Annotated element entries

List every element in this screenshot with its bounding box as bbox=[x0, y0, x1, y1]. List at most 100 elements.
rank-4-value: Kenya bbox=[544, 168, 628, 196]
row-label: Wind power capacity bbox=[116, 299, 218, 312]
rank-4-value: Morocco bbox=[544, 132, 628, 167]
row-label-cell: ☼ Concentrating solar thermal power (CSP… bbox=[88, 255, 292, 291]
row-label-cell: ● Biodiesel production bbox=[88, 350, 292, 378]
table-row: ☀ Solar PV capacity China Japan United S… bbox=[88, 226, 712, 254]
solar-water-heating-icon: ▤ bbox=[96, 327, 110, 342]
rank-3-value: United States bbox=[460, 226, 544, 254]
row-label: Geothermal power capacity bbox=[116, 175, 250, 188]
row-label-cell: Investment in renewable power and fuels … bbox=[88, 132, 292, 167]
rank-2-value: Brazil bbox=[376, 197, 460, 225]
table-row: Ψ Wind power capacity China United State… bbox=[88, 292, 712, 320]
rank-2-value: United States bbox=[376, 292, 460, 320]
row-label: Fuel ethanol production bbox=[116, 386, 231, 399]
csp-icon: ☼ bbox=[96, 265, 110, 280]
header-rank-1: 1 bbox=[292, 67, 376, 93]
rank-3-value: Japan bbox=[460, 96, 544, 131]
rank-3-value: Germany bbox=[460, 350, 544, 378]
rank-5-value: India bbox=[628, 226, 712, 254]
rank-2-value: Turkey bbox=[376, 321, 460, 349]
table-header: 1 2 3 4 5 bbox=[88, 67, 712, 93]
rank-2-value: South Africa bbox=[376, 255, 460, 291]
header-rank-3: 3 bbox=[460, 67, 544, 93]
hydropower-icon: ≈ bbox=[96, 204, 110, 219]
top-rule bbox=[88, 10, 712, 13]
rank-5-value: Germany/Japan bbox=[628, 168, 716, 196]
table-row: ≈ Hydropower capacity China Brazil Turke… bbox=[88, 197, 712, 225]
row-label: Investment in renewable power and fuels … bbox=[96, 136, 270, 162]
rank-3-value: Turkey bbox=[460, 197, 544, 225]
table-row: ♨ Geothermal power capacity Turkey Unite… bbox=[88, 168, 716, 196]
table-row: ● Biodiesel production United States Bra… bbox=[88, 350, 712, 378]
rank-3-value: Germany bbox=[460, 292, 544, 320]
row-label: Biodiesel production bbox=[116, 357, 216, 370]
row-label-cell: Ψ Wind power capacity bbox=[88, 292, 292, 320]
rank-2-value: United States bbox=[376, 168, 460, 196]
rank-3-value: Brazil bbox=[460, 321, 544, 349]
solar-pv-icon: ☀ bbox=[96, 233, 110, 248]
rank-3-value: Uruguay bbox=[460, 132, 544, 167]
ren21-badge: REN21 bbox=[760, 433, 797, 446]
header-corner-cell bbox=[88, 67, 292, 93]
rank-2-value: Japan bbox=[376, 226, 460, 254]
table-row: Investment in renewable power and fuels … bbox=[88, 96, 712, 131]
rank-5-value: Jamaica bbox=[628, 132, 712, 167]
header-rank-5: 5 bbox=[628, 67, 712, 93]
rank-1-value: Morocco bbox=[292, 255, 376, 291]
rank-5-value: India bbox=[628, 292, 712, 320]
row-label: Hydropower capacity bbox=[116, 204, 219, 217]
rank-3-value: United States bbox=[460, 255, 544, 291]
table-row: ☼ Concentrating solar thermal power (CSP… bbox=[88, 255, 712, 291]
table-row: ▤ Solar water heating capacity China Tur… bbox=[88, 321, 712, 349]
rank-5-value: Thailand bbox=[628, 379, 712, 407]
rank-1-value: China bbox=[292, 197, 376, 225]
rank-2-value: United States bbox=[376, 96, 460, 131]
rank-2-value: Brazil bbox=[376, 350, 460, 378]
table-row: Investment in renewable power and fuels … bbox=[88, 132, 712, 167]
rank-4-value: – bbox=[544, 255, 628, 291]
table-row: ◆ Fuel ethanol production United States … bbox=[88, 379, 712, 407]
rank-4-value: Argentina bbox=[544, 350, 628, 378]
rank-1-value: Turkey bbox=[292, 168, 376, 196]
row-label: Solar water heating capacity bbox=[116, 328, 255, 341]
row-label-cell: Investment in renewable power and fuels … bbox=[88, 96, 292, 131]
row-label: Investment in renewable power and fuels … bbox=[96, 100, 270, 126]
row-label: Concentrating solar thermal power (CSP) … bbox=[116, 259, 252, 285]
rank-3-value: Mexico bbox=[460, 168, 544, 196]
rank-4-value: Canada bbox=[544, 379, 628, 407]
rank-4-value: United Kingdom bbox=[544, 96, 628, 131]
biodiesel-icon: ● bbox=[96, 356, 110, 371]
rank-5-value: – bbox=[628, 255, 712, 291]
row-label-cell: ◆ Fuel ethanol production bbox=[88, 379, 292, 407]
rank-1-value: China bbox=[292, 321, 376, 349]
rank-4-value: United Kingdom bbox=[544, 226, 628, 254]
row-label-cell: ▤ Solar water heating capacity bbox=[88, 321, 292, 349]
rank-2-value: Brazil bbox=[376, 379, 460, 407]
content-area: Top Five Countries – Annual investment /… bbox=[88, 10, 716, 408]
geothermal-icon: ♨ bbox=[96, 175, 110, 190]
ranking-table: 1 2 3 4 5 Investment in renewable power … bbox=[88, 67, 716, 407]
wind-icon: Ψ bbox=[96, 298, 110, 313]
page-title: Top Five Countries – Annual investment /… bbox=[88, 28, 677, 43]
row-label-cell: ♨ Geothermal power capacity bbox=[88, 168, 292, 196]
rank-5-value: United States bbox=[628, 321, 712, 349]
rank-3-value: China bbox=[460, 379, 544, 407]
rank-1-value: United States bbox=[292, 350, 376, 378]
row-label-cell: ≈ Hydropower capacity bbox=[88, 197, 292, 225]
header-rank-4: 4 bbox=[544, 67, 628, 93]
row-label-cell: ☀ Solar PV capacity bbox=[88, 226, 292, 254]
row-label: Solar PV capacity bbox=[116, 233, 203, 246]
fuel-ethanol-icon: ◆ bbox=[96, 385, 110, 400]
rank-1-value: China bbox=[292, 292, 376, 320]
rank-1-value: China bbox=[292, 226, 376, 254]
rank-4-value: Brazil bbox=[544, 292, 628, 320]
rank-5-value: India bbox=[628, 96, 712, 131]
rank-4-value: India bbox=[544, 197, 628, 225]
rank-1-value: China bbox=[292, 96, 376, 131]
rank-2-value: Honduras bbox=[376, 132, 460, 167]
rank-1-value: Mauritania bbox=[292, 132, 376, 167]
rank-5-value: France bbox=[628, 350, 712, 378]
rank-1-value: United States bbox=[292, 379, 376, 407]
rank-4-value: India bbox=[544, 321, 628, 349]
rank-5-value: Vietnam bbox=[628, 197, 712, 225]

[Do this]: Extract every line from all of the items above and repeat each one exactly.

[Solution to the problem]:
List every element in this screenshot with its bounding box as bbox=[x0, y0, x1, y1]. List at most 100 elements.
rank-4-value: Kenya bbox=[544, 168, 628, 196]
row-label: Wind power capacity bbox=[116, 299, 218, 312]
rank-4-value: Morocco bbox=[544, 132, 628, 167]
row-label-cell: ☼ Concentrating solar thermal power (CSP… bbox=[88, 255, 292, 291]
row-label-cell: ● Biodiesel production bbox=[88, 350, 292, 378]
table-row: ☀ Solar PV capacity China Japan United S… bbox=[88, 226, 712, 254]
solar-water-heating-icon: ▤ bbox=[96, 327, 110, 342]
rank-3-value: United States bbox=[460, 226, 544, 254]
row-label: Geothermal power capacity bbox=[116, 175, 250, 188]
row-label-cell: Investment in renewable power and fuels … bbox=[88, 132, 292, 167]
rank-2-value: Brazil bbox=[376, 197, 460, 225]
table-row: Ψ Wind power capacity China United State… bbox=[88, 292, 712, 320]
rank-2-value: United States bbox=[376, 292, 460, 320]
row-label: Fuel ethanol production bbox=[116, 386, 231, 399]
csp-icon: ☼ bbox=[96, 265, 110, 280]
header-rank-1: 1 bbox=[292, 67, 376, 93]
rank-3-value: Japan bbox=[460, 96, 544, 131]
rank-3-value: Germany bbox=[460, 350, 544, 378]
rank-5-value: India bbox=[628, 226, 712, 254]
rank-2-value: Turkey bbox=[376, 321, 460, 349]
table-header: 1 2 3 4 5 bbox=[88, 67, 712, 93]
rank-2-value: South Africa bbox=[376, 255, 460, 291]
header-rank-3: 3 bbox=[460, 67, 544, 93]
hydropower-icon: ≈ bbox=[96, 204, 110, 219]
top-rule bbox=[88, 10, 712, 13]
rank-5-value: Germany/Japan bbox=[628, 168, 716, 196]
table-row: ≈ Hydropower capacity China Brazil Turke… bbox=[88, 197, 712, 225]
row-label: Investment in renewable power and fuels … bbox=[96, 136, 270, 162]
rank-3-value: Turkey bbox=[460, 197, 544, 225]
table-row: ♨ Geothermal power capacity Turkey Unite… bbox=[88, 168, 716, 196]
table-row: ● Biodiesel production United States Bra… bbox=[88, 350, 712, 378]
rank-3-value: Germany bbox=[460, 292, 544, 320]
row-label: Biodiesel production bbox=[116, 357, 216, 370]
row-label-cell: Ψ Wind power capacity bbox=[88, 292, 292, 320]
rank-2-value: United States bbox=[376, 168, 460, 196]
rank-3-value: Brazil bbox=[460, 321, 544, 349]
solar-pv-icon: ☀ bbox=[96, 233, 110, 248]
rank-3-value: Uruguay bbox=[460, 132, 544, 167]
ren21-badge: REN21 bbox=[760, 433, 797, 446]
header-corner-cell bbox=[88, 67, 292, 93]
rank-2-value: Japan bbox=[376, 226, 460, 254]
table-row: Investment in renewable power and fuels … bbox=[88, 96, 712, 131]
rank-5-value: Jamaica bbox=[628, 132, 712, 167]
header-rank-5: 5 bbox=[628, 67, 712, 93]
rank-1-value: Morocco bbox=[292, 255, 376, 291]
rank-5-value: India bbox=[628, 292, 712, 320]
row-label: Hydropower capacity bbox=[116, 204, 219, 217]
rank-3-value: United States bbox=[460, 255, 544, 291]
table-row: ☼ Concentrating solar thermal power (CSP… bbox=[88, 255, 712, 291]
table-row: ▤ Solar water heating capacity China Tur… bbox=[88, 321, 712, 349]
rank-5-value: Thailand bbox=[628, 379, 712, 407]
rank-1-value: China bbox=[292, 197, 376, 225]
rank-2-value: United States bbox=[376, 96, 460, 131]
rank-2-value: Brazil bbox=[376, 350, 460, 378]
table-row: Investment in renewable power and fuels … bbox=[88, 132, 712, 167]
rank-4-value: – bbox=[544, 255, 628, 291]
table-row: ◆ Fuel ethanol production United States … bbox=[88, 379, 712, 407]
rank-4-value: Argentina bbox=[544, 350, 628, 378]
rank-1-value: Turkey bbox=[292, 168, 376, 196]
row-label: Solar water heating capacity bbox=[116, 328, 255, 341]
row-label-cell: Investment in renewable power and fuels … bbox=[88, 96, 292, 131]
row-label: Investment in renewable power and fuels … bbox=[96, 100, 270, 126]
row-label: Concentrating solar thermal power (CSP) … bbox=[116, 259, 252, 285]
rank-3-value: Mexico bbox=[460, 168, 544, 196]
rank-4-value: Canada bbox=[544, 379, 628, 407]
rank-4-value: United Kingdom bbox=[544, 96, 628, 131]
biodiesel-icon: ● bbox=[96, 356, 110, 371]
rank-5-value: – bbox=[628, 255, 712, 291]
row-label-cell: ◆ Fuel ethanol production bbox=[88, 379, 292, 407]
rank-1-value: China bbox=[292, 321, 376, 349]
rank-4-value: United Kingdom bbox=[544, 226, 628, 254]
row-label-cell: ▤ Solar water heating capacity bbox=[88, 321, 292, 349]
rank-2-value: Brazil bbox=[376, 379, 460, 407]
content-area: Top Five Countries – Annual investment /… bbox=[88, 10, 716, 408]
geothermal-icon: ♨ bbox=[96, 175, 110, 190]
ranking-table: 1 2 3 4 5 Investment in renewable power … bbox=[88, 67, 716, 407]
wind-icon: Ψ bbox=[96, 298, 110, 313]
page-title: Top Five Countries – Annual investment /… bbox=[88, 28, 677, 43]
row-label-cell: ♨ Geothermal power capacity bbox=[88, 168, 292, 196]
rank-5-value: United States bbox=[628, 321, 712, 349]
rank-3-value: China bbox=[460, 379, 544, 407]
rank-1-value: United States bbox=[292, 350, 376, 378]
row-label-cell: ≈ Hydropower capacity bbox=[88, 197, 292, 225]
header-rank-4: 4 bbox=[544, 67, 628, 93]
row-label-cell: ☀ Solar PV capacity bbox=[88, 226, 292, 254]
row-label: Solar PV capacity bbox=[116, 233, 203, 246]
fuel-ethanol-icon: ◆ bbox=[96, 385, 110, 400]
rank-1-value: China bbox=[292, 292, 376, 320]
rank-1-value: China bbox=[292, 226, 376, 254]
rank-4-value: Brazil bbox=[544, 292, 628, 320]
rank-5-value: India bbox=[628, 96, 712, 131]
rank-4-value: India bbox=[544, 197, 628, 225]
rank-1-value: China bbox=[292, 96, 376, 131]
rank-2-value: Honduras bbox=[376, 132, 460, 167]
rank-1-value: Mauritania bbox=[292, 132, 376, 167]
rank-5-value: France bbox=[628, 350, 712, 378]
rank-1-value: United States bbox=[292, 379, 376, 407]
rank-4-value: India bbox=[544, 321, 628, 349]
rank-5-value: Vietnam bbox=[628, 197, 712, 225]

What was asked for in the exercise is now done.